> [ENTRIES SHOWN]
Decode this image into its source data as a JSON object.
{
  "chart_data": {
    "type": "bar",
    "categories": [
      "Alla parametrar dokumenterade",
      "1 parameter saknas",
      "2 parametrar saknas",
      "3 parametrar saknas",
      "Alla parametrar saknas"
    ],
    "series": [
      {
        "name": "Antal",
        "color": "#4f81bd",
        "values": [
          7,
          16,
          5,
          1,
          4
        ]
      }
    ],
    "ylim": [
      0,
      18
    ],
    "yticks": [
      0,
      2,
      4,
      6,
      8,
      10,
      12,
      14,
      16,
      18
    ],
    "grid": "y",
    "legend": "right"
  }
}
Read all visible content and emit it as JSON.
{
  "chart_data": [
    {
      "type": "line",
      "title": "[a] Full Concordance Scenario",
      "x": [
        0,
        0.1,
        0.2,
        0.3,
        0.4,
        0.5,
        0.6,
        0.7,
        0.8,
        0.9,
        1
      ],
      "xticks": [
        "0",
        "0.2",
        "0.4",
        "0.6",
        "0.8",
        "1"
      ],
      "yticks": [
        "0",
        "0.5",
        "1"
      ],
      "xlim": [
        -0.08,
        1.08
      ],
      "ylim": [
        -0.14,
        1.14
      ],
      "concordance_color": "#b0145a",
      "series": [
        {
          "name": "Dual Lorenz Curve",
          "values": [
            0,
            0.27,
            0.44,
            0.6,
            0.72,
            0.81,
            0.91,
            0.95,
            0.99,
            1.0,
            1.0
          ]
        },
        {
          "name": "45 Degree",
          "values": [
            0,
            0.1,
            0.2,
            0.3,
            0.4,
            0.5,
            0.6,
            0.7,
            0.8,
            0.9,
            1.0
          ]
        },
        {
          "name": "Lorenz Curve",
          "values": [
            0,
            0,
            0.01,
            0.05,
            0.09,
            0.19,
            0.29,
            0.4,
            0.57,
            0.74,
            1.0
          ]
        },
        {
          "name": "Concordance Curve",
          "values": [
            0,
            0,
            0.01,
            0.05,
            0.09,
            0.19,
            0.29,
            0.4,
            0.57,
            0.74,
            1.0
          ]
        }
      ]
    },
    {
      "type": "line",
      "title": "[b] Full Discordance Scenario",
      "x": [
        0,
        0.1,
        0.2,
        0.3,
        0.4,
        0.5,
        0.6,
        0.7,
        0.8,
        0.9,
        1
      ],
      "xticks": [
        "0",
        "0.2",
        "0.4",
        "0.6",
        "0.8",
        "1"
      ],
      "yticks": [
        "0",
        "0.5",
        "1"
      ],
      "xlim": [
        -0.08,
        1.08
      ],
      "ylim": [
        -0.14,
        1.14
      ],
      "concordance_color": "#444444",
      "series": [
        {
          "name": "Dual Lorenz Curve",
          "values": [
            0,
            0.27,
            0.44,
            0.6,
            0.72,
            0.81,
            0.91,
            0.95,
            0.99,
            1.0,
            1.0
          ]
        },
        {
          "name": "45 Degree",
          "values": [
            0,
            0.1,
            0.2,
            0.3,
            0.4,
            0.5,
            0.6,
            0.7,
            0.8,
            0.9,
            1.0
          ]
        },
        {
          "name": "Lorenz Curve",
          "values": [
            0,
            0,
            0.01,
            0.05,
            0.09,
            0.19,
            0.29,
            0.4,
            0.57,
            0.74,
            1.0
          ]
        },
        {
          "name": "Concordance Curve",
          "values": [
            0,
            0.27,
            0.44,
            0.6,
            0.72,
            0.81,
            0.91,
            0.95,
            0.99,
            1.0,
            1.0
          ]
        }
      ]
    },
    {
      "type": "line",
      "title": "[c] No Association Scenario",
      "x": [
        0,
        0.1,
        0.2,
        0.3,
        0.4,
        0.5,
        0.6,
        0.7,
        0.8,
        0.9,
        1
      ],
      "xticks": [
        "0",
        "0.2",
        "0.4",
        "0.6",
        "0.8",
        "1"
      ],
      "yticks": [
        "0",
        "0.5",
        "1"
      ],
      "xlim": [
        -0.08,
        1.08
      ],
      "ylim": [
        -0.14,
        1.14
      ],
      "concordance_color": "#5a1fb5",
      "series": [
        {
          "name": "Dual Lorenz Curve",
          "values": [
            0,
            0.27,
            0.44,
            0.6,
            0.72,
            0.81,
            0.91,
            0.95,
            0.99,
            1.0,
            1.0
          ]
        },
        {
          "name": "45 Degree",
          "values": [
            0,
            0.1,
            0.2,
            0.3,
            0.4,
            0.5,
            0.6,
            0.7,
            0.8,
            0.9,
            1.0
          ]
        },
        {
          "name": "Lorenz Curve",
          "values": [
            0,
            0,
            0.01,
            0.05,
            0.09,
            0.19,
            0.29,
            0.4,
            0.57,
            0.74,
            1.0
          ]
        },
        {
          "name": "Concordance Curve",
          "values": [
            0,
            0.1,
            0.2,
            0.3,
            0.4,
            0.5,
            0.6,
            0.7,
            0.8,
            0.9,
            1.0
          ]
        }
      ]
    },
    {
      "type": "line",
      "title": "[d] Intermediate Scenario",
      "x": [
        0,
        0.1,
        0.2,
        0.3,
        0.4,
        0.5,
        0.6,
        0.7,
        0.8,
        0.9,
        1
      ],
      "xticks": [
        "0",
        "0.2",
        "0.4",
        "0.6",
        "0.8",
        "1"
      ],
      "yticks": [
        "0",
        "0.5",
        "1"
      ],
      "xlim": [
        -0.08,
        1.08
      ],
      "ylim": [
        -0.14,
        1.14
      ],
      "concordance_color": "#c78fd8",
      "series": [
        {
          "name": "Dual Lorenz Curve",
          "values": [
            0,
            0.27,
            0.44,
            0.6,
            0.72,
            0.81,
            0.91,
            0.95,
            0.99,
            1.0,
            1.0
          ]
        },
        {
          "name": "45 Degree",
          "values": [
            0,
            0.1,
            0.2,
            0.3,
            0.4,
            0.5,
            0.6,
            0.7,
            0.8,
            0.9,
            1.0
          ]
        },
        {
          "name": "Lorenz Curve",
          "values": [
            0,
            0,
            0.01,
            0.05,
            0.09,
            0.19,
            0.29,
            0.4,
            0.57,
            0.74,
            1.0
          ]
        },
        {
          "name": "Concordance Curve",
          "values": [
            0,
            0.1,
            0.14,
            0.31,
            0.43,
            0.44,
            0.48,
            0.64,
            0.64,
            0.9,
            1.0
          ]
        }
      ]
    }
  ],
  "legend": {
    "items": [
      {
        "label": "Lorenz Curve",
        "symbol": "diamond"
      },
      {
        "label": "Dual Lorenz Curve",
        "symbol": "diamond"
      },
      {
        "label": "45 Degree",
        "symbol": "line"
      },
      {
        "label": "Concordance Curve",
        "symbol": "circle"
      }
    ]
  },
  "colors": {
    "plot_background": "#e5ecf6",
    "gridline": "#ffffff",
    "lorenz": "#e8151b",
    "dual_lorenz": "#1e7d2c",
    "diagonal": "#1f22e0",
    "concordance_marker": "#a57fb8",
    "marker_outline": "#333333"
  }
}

> [WHAT YOU NEED TO DO]
Check each line of the records for the word "Full" and extract those that contain it.

> [EXERCISE RESPONSE]
      "title": "[a] Full Concordance Scenario",
      "title": "[b] Full Discordance Scenario",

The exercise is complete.